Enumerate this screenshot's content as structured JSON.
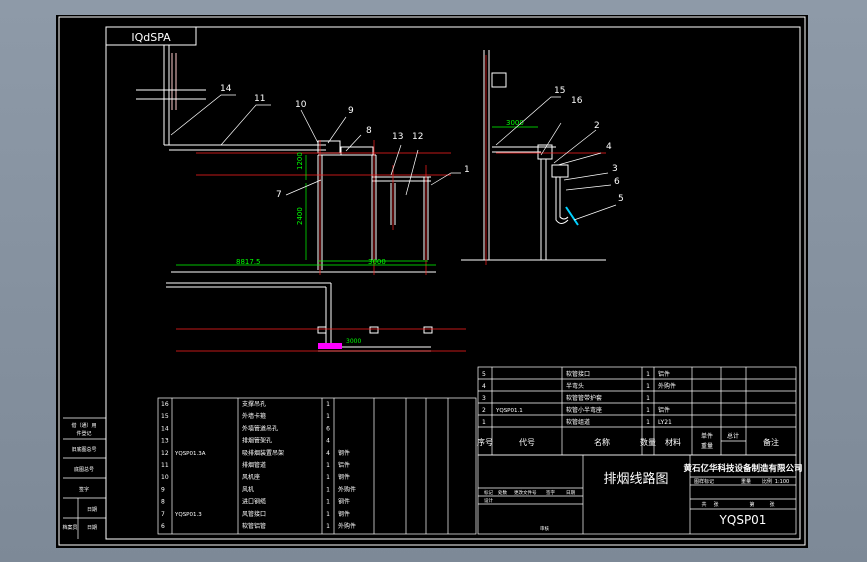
{
  "drawing": {
    "code_box": "IQdSPA",
    "title": "排烟线路图",
    "company": "黄石亿华科技设备制造有限公司",
    "drawing_number": "YQSP01",
    "scale": "1:100",
    "dim_width": "3000",
    "dim_plan": "3000",
    "dim_height_1": "1200",
    "dim_height_2": "2400",
    "dim_left": "8817.5",
    "dim_base": "3000"
  },
  "callouts": [
    "1",
    "2",
    "3",
    "4",
    "5",
    "6",
    "7",
    "8",
    "9",
    "10",
    "11",
    "12",
    "13",
    "14",
    "15",
    "16"
  ],
  "bom_right": {
    "headers": [
      "序号",
      "代号",
      "名称",
      "数量",
      "材料",
      "单件",
      "总计",
      "备注"
    ],
    "weight_headers": [
      "单件",
      "总计"
    ],
    "weight_label": "重量",
    "rows": [
      {
        "no": "5",
        "code": "",
        "name": "软管接口",
        "qty": "1",
        "note": "铝件"
      },
      {
        "no": "4",
        "code": "",
        "name": "半弯头",
        "qty": "1",
        "note": "外购件"
      },
      {
        "no": "3",
        "code": "",
        "name": "软管管带护套",
        "qty": "1",
        "note": ""
      },
      {
        "no": "2",
        "code": "YQSP01.1",
        "name": "软管小半弯座",
        "qty": "1",
        "note": "铝件"
      },
      {
        "no": "1",
        "code": "",
        "name": "软管组道",
        "qty": "1",
        "note": "LY21"
      }
    ]
  },
  "bom_left": {
    "rows": [
      {
        "no": "16",
        "code": "",
        "name": "支撑吊孔",
        "qty": "1",
        "mat": ""
      },
      {
        "no": "15",
        "code": "",
        "name": "外墙卡箍",
        "qty": "1",
        "mat": ""
      },
      {
        "no": "14",
        "code": "",
        "name": "外墙管道吊孔",
        "qty": "6",
        "mat": ""
      },
      {
        "no": "13",
        "code": "",
        "name": "排烟管架孔",
        "qty": "4",
        "mat": ""
      },
      {
        "no": "12",
        "code": "YQSP01.3A",
        "name": "吸排烟装置吊架",
        "qty": "4",
        "mat": "钢件"
      },
      {
        "no": "11",
        "code": "",
        "name": "排烟管道",
        "qty": "1",
        "mat": "铝件"
      },
      {
        "no": "10",
        "code": "",
        "name": "风机座",
        "qty": "1",
        "mat": "钢件"
      },
      {
        "no": "9",
        "code": "",
        "name": "风机",
        "qty": "1",
        "mat": "外购件"
      },
      {
        "no": "8",
        "code": "",
        "name": "进口钢缆",
        "qty": "1",
        "mat": "钢件"
      },
      {
        "no": "7",
        "code": "YQSP01.3",
        "name": "风管接口",
        "qty": "1",
        "mat": "钢件"
      },
      {
        "no": "6",
        "code": "",
        "name": "软管铝管",
        "qty": "1",
        "mat": "外购件"
      }
    ]
  },
  "side_labels": [
    "借（通）用",
    "件登记",
    "旧底图总号",
    "底图总号",
    "签字",
    "日期",
    "档案员",
    "日期"
  ],
  "title_cells": {
    "stage": "图样标记",
    "weight": "重量",
    "scale_label": "比例",
    "sheets": "共",
    "sheet": "张",
    "sheet_no": "第",
    "sheet_no_suffix": "张",
    "mark": "标记",
    "count": "处数",
    "change_doc": "更改文件号",
    "sign": "签字",
    "date": "日期",
    "designer": "设计",
    "checker": "审核"
  },
  "colors": {
    "line": "#ffffff",
    "dimension": "#00ff00",
    "axis": "#ff2020",
    "accent": "#ff00ff",
    "fitting": "#00d0ff",
    "text": "#ffffff"
  }
}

☆ ☆ ☆

All of the lines above should be retyped precisely, apart from the pictures.

Response to this exercise:
Enumerate this screenshot's content as structured JSON.
{
  "drawing": {
    "code_box": "IQdSPA",
    "title": "排烟线路图",
    "company": "黄石亿华科技设备制造有限公司",
    "drawing_number": "YQSP01",
    "scale": "1:100",
    "dim_width": "3000",
    "dim_plan": "3000",
    "dim_height_1": "1200",
    "dim_height_2": "2400",
    "dim_left": "8817.5",
    "dim_base": "3000"
  },
  "callouts": [
    "1",
    "2",
    "3",
    "4",
    "5",
    "6",
    "7",
    "8",
    "9",
    "10",
    "11",
    "12",
    "13",
    "14",
    "15",
    "16"
  ],
  "bom_right": {
    "headers": [
      "序号",
      "代号",
      "名称",
      "数量",
      "材料",
      "单件",
      "总计",
      "备注"
    ],
    "weight_headers": [
      "单件",
      "总计"
    ],
    "weight_label": "重量",
    "rows": [
      {
        "no": "5",
        "code": "",
        "name": "软管接口",
        "qty": "1",
        "note": "铝件"
      },
      {
        "no": "4",
        "code": "",
        "name": "半弯头",
        "qty": "1",
        "note": "外购件"
      },
      {
        "no": "3",
        "code": "",
        "name": "软管管带护套",
        "qty": "1",
        "note": ""
      },
      {
        "no": "2",
        "code": "YQSP01.1",
        "name": "软管小半弯座",
        "qty": "1",
        "note": "铝件"
      },
      {
        "no": "1",
        "code": "",
        "name": "软管组道",
        "qty": "1",
        "note": "LY21"
      }
    ]
  },
  "bom_left": {
    "rows": [
      {
        "no": "16",
        "code": "",
        "name": "支撑吊孔",
        "qty": "1",
        "mat": ""
      },
      {
        "no": "15",
        "code": "",
        "name": "外墙卡箍",
        "qty": "1",
        "mat": ""
      },
      {
        "no": "14",
        "code": "",
        "name": "外墙管道吊孔",
        "qty": "6",
        "mat": ""
      },
      {
        "no": "13",
        "code": "",
        "name": "排烟管架孔",
        "qty": "4",
        "mat": ""
      },
      {
        "no": "12",
        "code": "YQSP01.3A",
        "name": "吸排烟装置吊架",
        "qty": "4",
        "mat": "钢件"
      },
      {
        "no": "11",
        "code": "",
        "name": "排烟管道",
        "qty": "1",
        "mat": "铝件"
      },
      {
        "no": "10",
        "code": "",
        "name": "风机座",
        "qty": "1",
        "mat": "钢件"
      },
      {
        "no": "9",
        "code": "",
        "name": "风机",
        "qty": "1",
        "mat": "外购件"
      },
      {
        "no": "8",
        "code": "",
        "name": "进口钢缆",
        "qty": "1",
        "mat": "钢件"
      },
      {
        "no": "7",
        "code": "YQSP01.3",
        "name": "风管接口",
        "qty": "1",
        "mat": "钢件"
      },
      {
        "no": "6",
        "code": "",
        "name": "软管铝管",
        "qty": "1",
        "mat": "外购件"
      }
    ]
  },
  "side_labels": [
    "借（通）用",
    "件登记",
    "旧底图总号",
    "底图总号",
    "签字",
    "日期",
    "档案员",
    "日期"
  ],
  "title_cells": {
    "stage": "图样标记",
    "weight": "重量",
    "scale_label": "比例",
    "sheets": "共",
    "sheet": "张",
    "sheet_no": "第",
    "sheet_no_suffix": "张",
    "mark": "标记",
    "count": "处数",
    "change_doc": "更改文件号",
    "sign": "签字",
    "date": "日期",
    "designer": "设计",
    "checker": "审核"
  },
  "colors": {
    "line": "#ffffff",
    "dimension": "#00ff00",
    "axis": "#ff2020",
    "accent": "#ff00ff",
    "fitting": "#00d0ff",
    "text": "#ffffff"
  }
}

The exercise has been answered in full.